A block of data:

§

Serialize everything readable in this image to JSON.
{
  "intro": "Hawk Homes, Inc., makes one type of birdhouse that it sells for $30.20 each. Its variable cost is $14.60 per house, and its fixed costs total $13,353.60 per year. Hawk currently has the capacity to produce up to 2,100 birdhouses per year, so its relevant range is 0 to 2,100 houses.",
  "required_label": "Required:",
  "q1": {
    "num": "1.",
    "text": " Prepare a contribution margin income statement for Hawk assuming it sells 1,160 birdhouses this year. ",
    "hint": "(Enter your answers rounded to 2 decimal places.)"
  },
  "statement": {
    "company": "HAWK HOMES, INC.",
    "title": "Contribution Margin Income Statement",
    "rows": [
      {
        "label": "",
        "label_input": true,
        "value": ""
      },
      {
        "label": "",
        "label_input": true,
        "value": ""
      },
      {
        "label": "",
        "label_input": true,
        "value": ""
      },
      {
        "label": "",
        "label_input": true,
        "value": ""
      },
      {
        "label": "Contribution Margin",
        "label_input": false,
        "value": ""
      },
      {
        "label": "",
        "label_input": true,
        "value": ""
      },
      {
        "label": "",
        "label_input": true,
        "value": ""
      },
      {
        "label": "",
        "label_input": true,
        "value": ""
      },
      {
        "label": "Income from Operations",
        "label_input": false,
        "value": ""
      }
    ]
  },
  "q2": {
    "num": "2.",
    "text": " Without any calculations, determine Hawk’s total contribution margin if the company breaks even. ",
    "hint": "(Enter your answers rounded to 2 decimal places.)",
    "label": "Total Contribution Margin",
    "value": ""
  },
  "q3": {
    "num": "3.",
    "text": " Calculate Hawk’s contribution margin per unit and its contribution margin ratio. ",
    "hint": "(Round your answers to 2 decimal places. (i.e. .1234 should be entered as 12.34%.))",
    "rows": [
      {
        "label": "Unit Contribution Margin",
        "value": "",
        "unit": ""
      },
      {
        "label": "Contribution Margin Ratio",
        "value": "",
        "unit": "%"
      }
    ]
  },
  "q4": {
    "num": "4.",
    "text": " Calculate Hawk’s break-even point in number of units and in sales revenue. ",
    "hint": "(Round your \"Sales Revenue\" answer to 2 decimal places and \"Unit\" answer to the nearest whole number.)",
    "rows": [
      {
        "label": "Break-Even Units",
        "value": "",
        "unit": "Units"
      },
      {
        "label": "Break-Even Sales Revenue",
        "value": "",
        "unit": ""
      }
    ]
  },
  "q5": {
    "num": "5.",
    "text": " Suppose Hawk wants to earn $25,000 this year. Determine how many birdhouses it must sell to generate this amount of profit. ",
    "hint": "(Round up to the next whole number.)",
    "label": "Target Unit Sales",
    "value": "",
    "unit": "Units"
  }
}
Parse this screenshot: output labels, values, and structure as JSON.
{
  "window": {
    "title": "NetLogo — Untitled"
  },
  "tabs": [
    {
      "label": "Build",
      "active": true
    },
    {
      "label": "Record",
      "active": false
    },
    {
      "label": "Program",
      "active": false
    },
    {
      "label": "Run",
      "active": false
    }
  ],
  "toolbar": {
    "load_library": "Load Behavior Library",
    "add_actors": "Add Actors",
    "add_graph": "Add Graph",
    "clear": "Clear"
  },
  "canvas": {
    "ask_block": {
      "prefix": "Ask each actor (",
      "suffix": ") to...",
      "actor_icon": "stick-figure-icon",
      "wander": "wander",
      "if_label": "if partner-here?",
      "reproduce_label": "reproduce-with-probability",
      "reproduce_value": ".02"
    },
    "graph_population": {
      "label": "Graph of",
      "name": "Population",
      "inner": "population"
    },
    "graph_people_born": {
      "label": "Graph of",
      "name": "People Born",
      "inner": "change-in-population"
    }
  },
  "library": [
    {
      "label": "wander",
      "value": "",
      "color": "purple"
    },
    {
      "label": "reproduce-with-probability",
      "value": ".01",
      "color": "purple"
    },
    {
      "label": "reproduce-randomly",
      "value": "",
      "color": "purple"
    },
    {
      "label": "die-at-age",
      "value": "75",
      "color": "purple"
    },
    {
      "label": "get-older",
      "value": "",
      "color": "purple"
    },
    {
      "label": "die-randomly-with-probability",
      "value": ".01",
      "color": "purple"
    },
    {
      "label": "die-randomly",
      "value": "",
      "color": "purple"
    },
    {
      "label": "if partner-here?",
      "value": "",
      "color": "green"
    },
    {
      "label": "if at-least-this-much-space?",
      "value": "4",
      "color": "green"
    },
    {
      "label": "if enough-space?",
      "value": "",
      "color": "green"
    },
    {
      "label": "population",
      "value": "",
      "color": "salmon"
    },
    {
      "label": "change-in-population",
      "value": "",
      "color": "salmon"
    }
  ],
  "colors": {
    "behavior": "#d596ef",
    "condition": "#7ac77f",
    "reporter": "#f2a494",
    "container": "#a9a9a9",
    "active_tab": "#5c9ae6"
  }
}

§

**Required work**
Write the material out exactly, with nothing left out.

**Solution below**
Serialize everything readable in this image to JSON.
{
  "intro": "Hawk Homes, Inc., makes one type of birdhouse that it sells for $30.20 each. Its variable cost is $14.60 per house, and its fixed costs total $13,353.60 per year. Hawk currently has the capacity to produce up to 2,100 birdhouses per year, so its relevant range is 0 to 2,100 houses.",
  "required_label": "Required:",
  "q1": {
    "num": "1.",
    "text": " Prepare a contribution margin income statement for Hawk assuming it sells 1,160 birdhouses this year. ",
    "hint": "(Enter your answers rounded to 2 decimal places.)"
  },
  "statement": {
    "company": "HAWK HOMES, INC.",
    "title": "Contribution Margin Income Statement",
    "rows": [
      {
        "label": "",
        "label_input": true,
        "value": ""
      },
      {
        "label": "",
        "label_input": true,
        "value": ""
      },
      {
        "label": "",
        "label_input": true,
        "value": ""
      },
      {
        "label": "",
        "label_input": true,
        "value": ""
      },
      {
        "label": "Contribution Margin",
        "label_input": false,
        "value": ""
      },
      {
        "label": "",
        "label_input": true,
        "value": ""
      },
      {
        "label": "",
        "label_input": true,
        "value": ""
      },
      {
        "label": "",
        "label_input": true,
        "value": ""
      },
      {
        "label": "Income from Operations",
        "label_input": false,
        "value": ""
      }
    ]
  },
  "q2": {
    "num": "2.",
    "text": " Without any calculations, determine Hawk’s total contribution margin if the company breaks even. ",
    "hint": "(Enter your answers rounded to 2 decimal places.)",
    "label": "Total Contribution Margin",
    "value": ""
  },
  "q3": {
    "num": "3.",
    "text": " Calculate Hawk’s contribution margin per unit and its contribution margin ratio. ",
    "hint": "(Round your answers to 2 decimal places. (i.e. .1234 should be entered as 12.34%.))",
    "rows": [
      {
        "label": "Unit Contribution Margin",
        "value": "",
        "unit": ""
      },
      {
        "label": "Contribution Margin Ratio",
        "value": "",
        "unit": "%"
      }
    ]
  },
  "q4": {
    "num": "4.",
    "text": " Calculate Hawk’s break-even point in number of units and in sales revenue. ",
    "hint": "(Round your \"Sales Revenue\" answer to 2 decimal places and \"Unit\" answer to the nearest whole number.)",
    "rows": [
      {
        "label": "Break-Even Units",
        "value": "",
        "unit": "Units"
      },
      {
        "label": "Break-Even Sales Revenue",
        "value": "",
        "unit": ""
      }
    ]
  },
  "q5": {
    "num": "5.",
    "text": " Suppose Hawk wants to earn $25,000 this year. Determine how many birdhouses it must sell to generate this amount of profit. ",
    "hint": "(Round up to the next whole number.)",
    "label": "Target Unit Sales",
    "value": "",
    "unit": "Units"
  }
}
Parse this screenshot: output labels, values, and structure as JSON.
{
  "window": {
    "title": "NetLogo — Untitled"
  },
  "tabs": [
    {
      "label": "Build",
      "active": true
    },
    {
      "label": "Record",
      "active": false
    },
    {
      "label": "Program",
      "active": false
    },
    {
      "label": "Run",
      "active": false
    }
  ],
  "toolbar": {
    "load_library": "Load Behavior Library",
    "add_actors": "Add Actors",
    "add_graph": "Add Graph",
    "clear": "Clear"
  },
  "canvas": {
    "ask_block": {
      "prefix": "Ask each actor (",
      "suffix": ") to...",
      "actor_icon": "stick-figure-icon",
      "wander": "wander",
      "if_label": "if partner-here?",
      "reproduce_label": "reproduce-with-probability",
      "reproduce_value": ".02"
    },
    "graph_population": {
      "label": "Graph of",
      "name": "Population",
      "inner": "population"
    },
    "graph_people_born": {
      "label": "Graph of",
      "name": "People Born",
      "inner": "change-in-population"
    }
  },
  "library": [
    {
      "label": "wander",
      "value": "",
      "color": "purple"
    },
    {
      "label": "reproduce-with-probability",
      "value": ".01",
      "color": "purple"
    },
    {
      "label": "reproduce-randomly",
      "value": "",
      "color": "purple"
    },
    {
      "label": "die-at-age",
      "value": "75",
      "color": "purple"
    },
    {
      "label": "get-older",
      "value": "",
      "color": "purple"
    },
    {
      "label": "die-randomly-with-probability",
      "value": ".01",
      "color": "purple"
    },
    {
      "label": "die-randomly",
      "value": "",
      "color": "purple"
    },
    {
      "label": "if partner-here?",
      "value": "",
      "color": "green"
    },
    {
      "label": "if at-least-this-much-space?",
      "value": "4",
      "color": "green"
    },
    {
      "label": "if enough-space?",
      "value": "",
      "color": "green"
    },
    {
      "label": "population",
      "value": "",
      "color": "salmon"
    },
    {
      "label": "change-in-population",
      "value": "",
      "color": "salmon"
    }
  ],
  "colors": {
    "behavior": "#d596ef",
    "condition": "#7ac77f",
    "reporter": "#f2a494",
    "container": "#a9a9a9",
    "active_tab": "#5c9ae6"
  }
}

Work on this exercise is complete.